== PROBLEM TO SOLVE ==
Quote all of the data exactly as given. Skip every picture it contains.

== PROVIDED DATA ==
——
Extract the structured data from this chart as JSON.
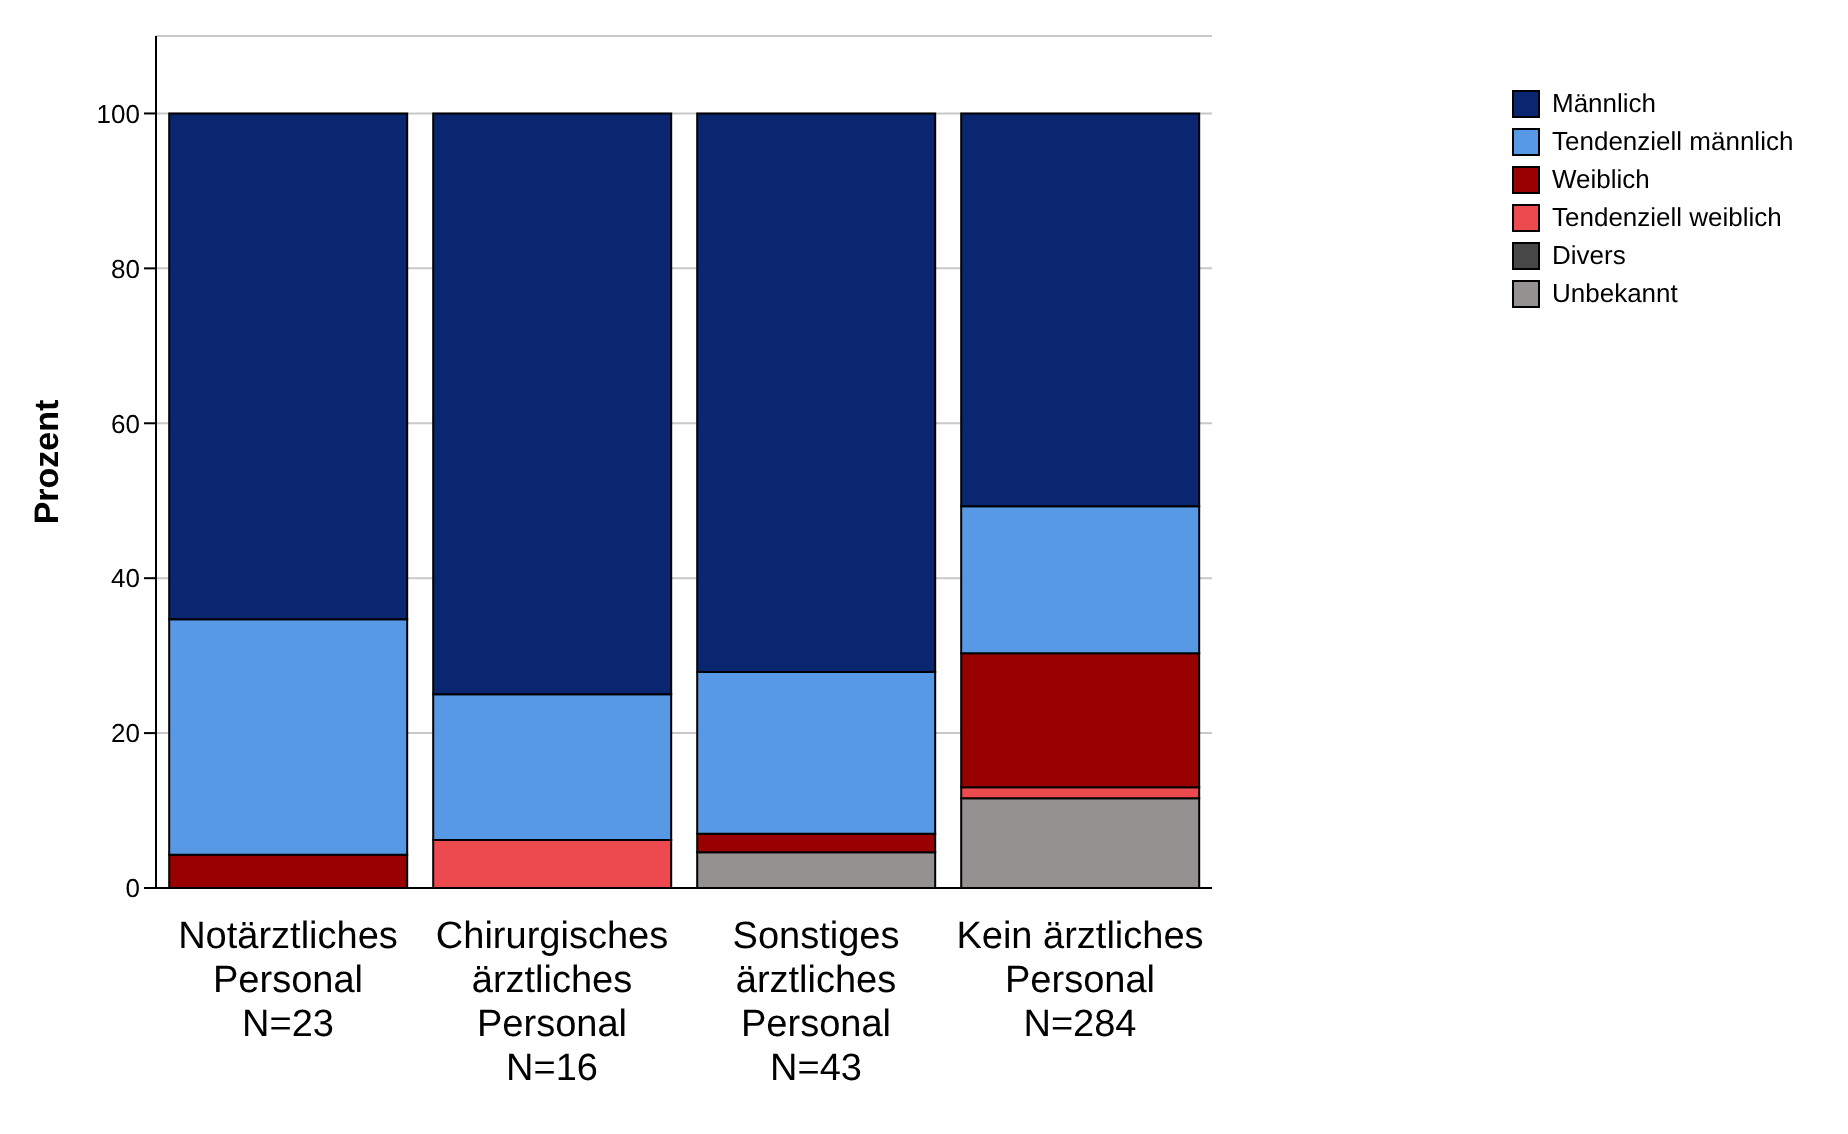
{
  "chart_data": {
    "type": "bar",
    "ylabel": "Prozent",
    "stacked": true,
    "categories": [
      "Notärztliches\nPersonal\nN=23",
      "Chirurgisches\närztliches\nPersonal\nN=16",
      "Sonstiges\närztliches\nPersonal\nN=43",
      "Kein ärztliches\nPersonal\nN=284"
    ],
    "series": [
      {
        "name": "Unbekannt",
        "color": "#959191",
        "values": [
          0,
          0,
          4.6,
          11.6
        ]
      },
      {
        "name": "Divers",
        "color": "#474747",
        "values": [
          0,
          0,
          0,
          0
        ]
      },
      {
        "name": "Tendenziell weiblich",
        "color": "#ec4a4e",
        "values": [
          0,
          6.2,
          0,
          1.4
        ]
      },
      {
        "name": "Weiblich",
        "color": "#990000",
        "values": [
          4.3,
          0,
          2.4,
          17.3
        ]
      },
      {
        "name": "Tendenziell männlich",
        "color": "#5799e4",
        "values": [
          30.4,
          18.8,
          20.9,
          19.0
        ]
      },
      {
        "name": "Männlich",
        "color": "#0b2670",
        "values": [
          65.3,
          75.0,
          72.1,
          50.7
        ]
      }
    ],
    "ylim": [
      0,
      110
    ],
    "yticks": [
      0,
      20,
      40,
      60,
      80,
      100
    ],
    "grid": "y",
    "legend": "top right"
  }
}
——
== EXPECTED OUTPUT ==
Extract the structured data from this chart as JSON.
{
  "chart_data": {
    "type": "bar",
    "ylabel": "Prozent",
    "stacked": true,
    "categories": [
      "Notärztliches\nPersonal\nN=23",
      "Chirurgisches\närztliches\nPersonal\nN=16",
      "Sonstiges\närztliches\nPersonal\nN=43",
      "Kein ärztliches\nPersonal\nN=284"
    ],
    "series": [
      {
        "name": "Unbekannt",
        "color": "#959191",
        "values": [
          0,
          0,
          4.6,
          11.6
        ]
      },
      {
        "name": "Divers",
        "color": "#474747",
        "values": [
          0,
          0,
          0,
          0
        ]
      },
      {
        "name": "Tendenziell weiblich",
        "color": "#ec4a4e",
        "values": [
          0,
          6.2,
          0,
          1.4
        ]
      },
      {
        "name": "Weiblich",
        "color": "#990000",
        "values": [
          4.3,
          0,
          2.4,
          17.3
        ]
      },
      {
        "name": "Tendenziell männlich",
        "color": "#5799e4",
        "values": [
          30.4,
          18.8,
          20.9,
          19.0
        ]
      },
      {
        "name": "Männlich",
        "color": "#0b2670",
        "values": [
          65.3,
          75.0,
          72.1,
          50.7
        ]
      }
    ],
    "ylim": [
      0,
      110
    ],
    "yticks": [
      0,
      20,
      40,
      60,
      80,
      100
    ],
    "grid": "y",
    "legend": "top right"
  }
}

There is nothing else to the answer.